RECORDS FOR THE TASK ->
◇ ◇ ◇
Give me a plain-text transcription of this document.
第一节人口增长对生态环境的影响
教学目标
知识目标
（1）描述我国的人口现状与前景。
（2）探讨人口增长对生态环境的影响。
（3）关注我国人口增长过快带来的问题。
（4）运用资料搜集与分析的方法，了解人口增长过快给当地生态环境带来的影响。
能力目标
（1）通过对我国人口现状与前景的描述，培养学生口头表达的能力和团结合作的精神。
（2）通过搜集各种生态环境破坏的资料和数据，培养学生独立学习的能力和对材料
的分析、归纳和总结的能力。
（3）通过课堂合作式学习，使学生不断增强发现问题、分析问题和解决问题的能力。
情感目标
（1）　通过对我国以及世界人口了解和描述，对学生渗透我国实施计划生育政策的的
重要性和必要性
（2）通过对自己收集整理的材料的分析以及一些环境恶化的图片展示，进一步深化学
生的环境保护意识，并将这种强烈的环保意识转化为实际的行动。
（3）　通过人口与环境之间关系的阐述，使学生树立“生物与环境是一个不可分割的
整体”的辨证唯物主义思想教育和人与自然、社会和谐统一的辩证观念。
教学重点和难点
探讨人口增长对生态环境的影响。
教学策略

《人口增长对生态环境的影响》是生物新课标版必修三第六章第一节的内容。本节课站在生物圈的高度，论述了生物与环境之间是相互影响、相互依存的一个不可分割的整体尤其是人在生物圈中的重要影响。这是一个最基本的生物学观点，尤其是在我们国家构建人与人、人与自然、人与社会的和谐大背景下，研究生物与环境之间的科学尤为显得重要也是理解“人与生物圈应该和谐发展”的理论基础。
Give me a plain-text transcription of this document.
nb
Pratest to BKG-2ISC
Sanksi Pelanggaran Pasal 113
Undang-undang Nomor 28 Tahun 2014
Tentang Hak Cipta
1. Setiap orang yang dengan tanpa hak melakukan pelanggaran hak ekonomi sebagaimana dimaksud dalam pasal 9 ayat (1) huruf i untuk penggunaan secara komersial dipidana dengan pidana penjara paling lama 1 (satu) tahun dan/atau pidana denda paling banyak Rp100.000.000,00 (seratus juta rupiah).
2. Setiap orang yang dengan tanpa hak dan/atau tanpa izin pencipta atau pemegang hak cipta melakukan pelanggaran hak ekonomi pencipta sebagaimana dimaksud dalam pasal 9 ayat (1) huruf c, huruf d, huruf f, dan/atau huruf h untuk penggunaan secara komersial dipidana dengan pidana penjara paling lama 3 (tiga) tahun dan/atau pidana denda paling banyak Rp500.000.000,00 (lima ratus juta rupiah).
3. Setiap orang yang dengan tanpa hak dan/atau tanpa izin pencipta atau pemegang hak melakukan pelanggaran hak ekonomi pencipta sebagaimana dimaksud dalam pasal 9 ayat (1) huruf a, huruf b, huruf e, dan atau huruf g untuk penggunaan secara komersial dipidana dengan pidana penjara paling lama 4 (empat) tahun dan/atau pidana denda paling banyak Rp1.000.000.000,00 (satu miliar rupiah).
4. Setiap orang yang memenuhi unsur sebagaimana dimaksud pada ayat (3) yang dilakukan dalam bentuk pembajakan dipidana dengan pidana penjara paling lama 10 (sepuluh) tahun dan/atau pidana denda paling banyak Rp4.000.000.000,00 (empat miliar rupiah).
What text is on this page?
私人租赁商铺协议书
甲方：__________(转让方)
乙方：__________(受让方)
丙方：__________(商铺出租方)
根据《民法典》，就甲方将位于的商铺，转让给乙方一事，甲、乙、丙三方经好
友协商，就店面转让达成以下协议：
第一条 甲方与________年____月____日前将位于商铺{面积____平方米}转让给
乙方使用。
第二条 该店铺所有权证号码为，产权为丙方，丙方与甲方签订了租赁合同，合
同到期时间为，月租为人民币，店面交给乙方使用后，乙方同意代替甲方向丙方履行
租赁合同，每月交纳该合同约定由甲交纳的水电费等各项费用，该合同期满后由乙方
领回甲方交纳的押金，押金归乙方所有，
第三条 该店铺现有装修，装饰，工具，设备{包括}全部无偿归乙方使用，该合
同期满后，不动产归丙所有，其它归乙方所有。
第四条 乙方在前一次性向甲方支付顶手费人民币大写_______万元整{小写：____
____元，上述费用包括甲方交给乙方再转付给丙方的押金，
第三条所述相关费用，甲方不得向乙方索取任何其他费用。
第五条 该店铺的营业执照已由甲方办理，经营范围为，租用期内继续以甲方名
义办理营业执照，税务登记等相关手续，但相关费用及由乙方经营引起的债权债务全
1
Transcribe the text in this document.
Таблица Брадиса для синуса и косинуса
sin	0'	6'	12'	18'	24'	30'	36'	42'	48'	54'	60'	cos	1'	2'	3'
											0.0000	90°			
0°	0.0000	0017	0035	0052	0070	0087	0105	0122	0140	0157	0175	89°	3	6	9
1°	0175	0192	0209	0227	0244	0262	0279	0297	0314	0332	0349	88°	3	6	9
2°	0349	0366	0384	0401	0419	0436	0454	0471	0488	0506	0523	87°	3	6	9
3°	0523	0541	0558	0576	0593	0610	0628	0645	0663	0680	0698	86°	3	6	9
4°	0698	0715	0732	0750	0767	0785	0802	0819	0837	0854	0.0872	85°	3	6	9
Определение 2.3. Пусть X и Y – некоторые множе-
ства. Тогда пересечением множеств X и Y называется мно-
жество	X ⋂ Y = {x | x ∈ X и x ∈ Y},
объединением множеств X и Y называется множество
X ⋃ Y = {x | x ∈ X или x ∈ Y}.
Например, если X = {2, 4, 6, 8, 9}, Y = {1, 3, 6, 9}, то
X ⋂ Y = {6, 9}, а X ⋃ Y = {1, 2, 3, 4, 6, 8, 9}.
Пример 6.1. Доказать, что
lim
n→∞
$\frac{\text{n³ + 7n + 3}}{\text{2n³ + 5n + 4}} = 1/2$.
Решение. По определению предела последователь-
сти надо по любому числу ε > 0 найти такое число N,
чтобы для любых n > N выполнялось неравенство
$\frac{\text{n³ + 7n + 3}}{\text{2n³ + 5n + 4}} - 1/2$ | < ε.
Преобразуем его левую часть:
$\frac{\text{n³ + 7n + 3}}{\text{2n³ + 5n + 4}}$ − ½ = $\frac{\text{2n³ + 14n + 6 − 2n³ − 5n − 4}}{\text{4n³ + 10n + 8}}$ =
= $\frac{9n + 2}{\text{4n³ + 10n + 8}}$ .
◇ ◇ ◇
Some lines of the data above may hold the word "komersial"; report how many do, and nothing else.

3